Output the records. Match them exactly.

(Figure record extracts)
------------------------------------------------

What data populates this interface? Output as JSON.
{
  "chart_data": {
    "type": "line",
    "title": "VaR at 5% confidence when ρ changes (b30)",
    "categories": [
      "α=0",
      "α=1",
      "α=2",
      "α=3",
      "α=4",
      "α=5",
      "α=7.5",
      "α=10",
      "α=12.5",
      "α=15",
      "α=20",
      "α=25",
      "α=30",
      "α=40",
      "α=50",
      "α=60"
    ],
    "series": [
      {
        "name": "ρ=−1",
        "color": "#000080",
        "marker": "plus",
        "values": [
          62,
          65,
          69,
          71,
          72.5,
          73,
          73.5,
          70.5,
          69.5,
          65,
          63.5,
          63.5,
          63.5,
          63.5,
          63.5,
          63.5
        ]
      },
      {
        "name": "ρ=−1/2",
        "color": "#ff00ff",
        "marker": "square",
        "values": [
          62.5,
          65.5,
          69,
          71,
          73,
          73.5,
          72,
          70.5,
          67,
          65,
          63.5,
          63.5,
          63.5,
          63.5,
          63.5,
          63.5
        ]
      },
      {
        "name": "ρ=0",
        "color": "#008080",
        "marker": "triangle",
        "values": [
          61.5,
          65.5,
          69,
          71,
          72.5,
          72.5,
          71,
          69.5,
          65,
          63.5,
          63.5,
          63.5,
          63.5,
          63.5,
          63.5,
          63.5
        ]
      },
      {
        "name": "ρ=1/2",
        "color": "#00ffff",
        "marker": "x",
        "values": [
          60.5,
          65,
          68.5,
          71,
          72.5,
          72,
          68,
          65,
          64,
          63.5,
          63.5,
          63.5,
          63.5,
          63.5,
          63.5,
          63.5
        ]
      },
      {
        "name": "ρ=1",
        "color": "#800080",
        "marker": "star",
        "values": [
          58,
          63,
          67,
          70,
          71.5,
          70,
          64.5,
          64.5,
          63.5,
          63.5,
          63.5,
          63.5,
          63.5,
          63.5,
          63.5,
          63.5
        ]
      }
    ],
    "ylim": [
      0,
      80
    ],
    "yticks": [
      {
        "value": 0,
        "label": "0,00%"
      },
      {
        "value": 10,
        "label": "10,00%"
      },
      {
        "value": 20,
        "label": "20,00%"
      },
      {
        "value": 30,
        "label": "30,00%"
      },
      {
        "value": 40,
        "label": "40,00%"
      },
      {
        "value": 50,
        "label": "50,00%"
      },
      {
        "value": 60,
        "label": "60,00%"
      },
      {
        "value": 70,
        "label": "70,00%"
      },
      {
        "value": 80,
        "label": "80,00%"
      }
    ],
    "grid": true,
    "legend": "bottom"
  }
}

------------------------------------------------

The solution:
What data populates this interface? Output as JSON.
{
  "chart_data": {
    "type": "line",
    "title": "VaR at 5% confidence when ρ changes (b30)",
    "categories": [
      "α=0",
      "α=1",
      "α=2",
      "α=3",
      "α=4",
      "α=5",
      "α=7.5",
      "α=10",
      "α=12.5",
      "α=15",
      "α=20",
      "α=25",
      "α=30",
      "α=40",
      "α=50",
      "α=60"
    ],
    "series": [
      {
        "name": "ρ=−1",
        "color": "#000080",
        "marker": "plus",
        "values": [
          62,
          65,
          69,
          71,
          72.5,
          73,
          73.5,
          70.5,
          69.5,
          65,
          63.5,
          63.5,
          63.5,
          63.5,
          63.5,
          63.5
        ]
      },
      {
        "name": "ρ=−1/2",
        "color": "#ff00ff",
        "marker": "square",
        "values": [
          62.5,
          65.5,
          69,
          71,
          73,
          73.5,
          72,
          70.5,
          67,
          65,
          63.5,
          63.5,
          63.5,
          63.5,
          63.5,
          63.5
        ]
      },
      {
        "name": "ρ=0",
        "color": "#008080",
        "marker": "triangle",
        "values": [
          61.5,
          65.5,
          69,
          71,
          72.5,
          72.5,
          71,
          69.5,
          65,
          63.5,
          63.5,
          63.5,
          63.5,
          63.5,
          63.5,
          63.5
        ]
      },
      {
        "name": "ρ=1/2",
        "color": "#00ffff",
        "marker": "x",
        "values": [
          60.5,
          65,
          68.5,
          71,
          72.5,
          72,
          68,
          65,
          64,
          63.5,
          63.5,
          63.5,
          63.5,
          63.5,
          63.5,
          63.5
        ]
      },
      {
        "name": "ρ=1",
        "color": "#800080",
        "marker": "star",
        "values": [
          58,
          63,
          67,
          70,
          71.5,
          70,
          64.5,
          64.5,
          63.5,
          63.5,
          63.5,
          63.5,
          63.5,
          63.5,
          63.5,
          63.5
        ]
      }
    ],
    "ylim": [
      0,
      80
    ],
    "yticks": [
      {
        "value": 0,
        "label": "0,00%"
      },
      {
        "value": 10,
        "label": "10,00%"
      },
      {
        "value": 20,
        "label": "20,00%"
      },
      {
        "value": 30,
        "label": "30,00%"
      },
      {
        "value": 40,
        "label": "40,00%"
      },
      {
        "value": 50,
        "label": "50,00%"
      },
      {
        "value": 60,
        "label": "60,00%"
      },
      {
        "value": 70,
        "label": "70,00%"
      },
      {
        "value": 80,
        "label": "80,00%"
      }
    ],
    "grid": true,
    "legend": "bottom"
  }
}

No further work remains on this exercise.